= Task input =

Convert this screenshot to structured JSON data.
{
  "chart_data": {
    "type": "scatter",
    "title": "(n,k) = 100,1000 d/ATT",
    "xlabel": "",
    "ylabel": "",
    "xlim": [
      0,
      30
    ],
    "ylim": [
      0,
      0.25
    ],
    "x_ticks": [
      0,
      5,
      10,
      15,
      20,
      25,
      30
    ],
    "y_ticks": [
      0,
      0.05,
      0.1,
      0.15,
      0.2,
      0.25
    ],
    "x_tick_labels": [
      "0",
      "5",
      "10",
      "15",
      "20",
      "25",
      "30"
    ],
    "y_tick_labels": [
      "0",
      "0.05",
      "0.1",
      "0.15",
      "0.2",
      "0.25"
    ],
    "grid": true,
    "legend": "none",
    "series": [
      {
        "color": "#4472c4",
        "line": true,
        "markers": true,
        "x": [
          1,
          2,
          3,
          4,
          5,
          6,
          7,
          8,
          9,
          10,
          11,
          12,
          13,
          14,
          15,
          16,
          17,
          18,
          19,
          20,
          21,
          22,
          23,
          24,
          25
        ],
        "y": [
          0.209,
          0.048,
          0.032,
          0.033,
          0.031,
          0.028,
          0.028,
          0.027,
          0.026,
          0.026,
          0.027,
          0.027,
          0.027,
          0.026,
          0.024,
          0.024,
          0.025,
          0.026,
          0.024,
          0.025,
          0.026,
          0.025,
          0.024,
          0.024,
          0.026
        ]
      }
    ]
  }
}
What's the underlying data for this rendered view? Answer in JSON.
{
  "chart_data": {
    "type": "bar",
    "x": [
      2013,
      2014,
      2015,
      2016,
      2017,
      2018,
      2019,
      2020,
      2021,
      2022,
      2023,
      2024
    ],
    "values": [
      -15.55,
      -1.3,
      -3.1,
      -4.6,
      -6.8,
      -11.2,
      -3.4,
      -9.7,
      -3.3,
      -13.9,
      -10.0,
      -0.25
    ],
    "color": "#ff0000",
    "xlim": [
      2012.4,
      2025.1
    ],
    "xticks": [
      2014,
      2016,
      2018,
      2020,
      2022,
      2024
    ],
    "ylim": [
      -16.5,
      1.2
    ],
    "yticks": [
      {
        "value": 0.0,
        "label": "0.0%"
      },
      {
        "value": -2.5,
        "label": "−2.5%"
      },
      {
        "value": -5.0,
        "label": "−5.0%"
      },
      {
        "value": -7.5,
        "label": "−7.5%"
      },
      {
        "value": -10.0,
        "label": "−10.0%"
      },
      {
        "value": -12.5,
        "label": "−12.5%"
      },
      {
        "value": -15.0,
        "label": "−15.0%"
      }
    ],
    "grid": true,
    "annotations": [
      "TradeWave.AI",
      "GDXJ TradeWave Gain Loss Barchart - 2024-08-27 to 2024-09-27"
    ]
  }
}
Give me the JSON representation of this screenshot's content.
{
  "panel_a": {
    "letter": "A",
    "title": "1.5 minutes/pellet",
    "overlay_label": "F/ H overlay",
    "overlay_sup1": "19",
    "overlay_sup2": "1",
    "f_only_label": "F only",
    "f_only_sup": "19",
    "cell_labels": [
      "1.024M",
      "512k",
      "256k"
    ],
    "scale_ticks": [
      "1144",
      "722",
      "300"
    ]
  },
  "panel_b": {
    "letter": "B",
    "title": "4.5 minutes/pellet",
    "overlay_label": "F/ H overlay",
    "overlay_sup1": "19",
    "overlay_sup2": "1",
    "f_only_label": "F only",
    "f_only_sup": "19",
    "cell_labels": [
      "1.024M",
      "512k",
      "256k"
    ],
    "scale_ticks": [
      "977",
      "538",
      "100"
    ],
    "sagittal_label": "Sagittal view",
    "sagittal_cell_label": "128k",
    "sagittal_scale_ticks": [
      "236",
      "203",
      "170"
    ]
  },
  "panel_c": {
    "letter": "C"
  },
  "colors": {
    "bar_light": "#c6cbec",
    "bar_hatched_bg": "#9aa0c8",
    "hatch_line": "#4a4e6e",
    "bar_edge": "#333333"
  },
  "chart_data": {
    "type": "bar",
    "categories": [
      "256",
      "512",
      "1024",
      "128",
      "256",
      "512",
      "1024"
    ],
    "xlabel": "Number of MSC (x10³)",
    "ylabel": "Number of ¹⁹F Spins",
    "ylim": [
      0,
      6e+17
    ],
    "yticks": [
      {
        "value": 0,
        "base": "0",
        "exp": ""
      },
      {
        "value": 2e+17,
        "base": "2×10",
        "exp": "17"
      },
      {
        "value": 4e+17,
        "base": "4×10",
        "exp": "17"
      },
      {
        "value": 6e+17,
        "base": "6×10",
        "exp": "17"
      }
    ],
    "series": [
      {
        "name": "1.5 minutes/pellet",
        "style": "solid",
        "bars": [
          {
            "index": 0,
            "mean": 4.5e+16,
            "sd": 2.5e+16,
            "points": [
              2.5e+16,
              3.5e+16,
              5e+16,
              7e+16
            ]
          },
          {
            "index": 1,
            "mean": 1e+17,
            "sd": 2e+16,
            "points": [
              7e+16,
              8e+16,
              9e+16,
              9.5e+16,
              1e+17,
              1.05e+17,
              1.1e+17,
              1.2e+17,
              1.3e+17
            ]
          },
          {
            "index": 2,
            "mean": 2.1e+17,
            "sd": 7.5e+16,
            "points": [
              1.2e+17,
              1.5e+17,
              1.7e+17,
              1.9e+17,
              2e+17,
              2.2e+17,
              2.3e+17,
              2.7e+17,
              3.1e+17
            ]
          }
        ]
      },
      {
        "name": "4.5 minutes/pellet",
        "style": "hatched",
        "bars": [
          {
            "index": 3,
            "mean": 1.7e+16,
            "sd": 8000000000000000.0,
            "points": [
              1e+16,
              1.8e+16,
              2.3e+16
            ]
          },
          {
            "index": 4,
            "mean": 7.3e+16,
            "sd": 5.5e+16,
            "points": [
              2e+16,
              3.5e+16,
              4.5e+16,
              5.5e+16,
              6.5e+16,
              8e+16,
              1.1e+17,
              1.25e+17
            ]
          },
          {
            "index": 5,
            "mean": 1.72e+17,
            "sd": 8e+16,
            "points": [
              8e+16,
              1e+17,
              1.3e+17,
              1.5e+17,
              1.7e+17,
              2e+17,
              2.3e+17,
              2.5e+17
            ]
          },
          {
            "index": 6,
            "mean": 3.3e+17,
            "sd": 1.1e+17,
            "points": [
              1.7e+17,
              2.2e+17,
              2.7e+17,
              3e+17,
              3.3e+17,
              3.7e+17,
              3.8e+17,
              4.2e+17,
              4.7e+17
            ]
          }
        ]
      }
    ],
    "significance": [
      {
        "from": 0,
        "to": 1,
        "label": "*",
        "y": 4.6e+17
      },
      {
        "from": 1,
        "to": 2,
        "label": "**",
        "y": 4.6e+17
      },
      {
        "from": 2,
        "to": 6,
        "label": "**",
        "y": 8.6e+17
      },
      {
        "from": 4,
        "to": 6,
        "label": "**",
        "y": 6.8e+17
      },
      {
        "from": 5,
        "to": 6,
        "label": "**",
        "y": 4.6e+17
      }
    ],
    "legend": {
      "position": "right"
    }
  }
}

= Task objective =
Scan the records for the string "true". Copy each line in which it appears.

= Written response =
    "grid": true,
        "line": true,
        "markers": true,
    "grid": true,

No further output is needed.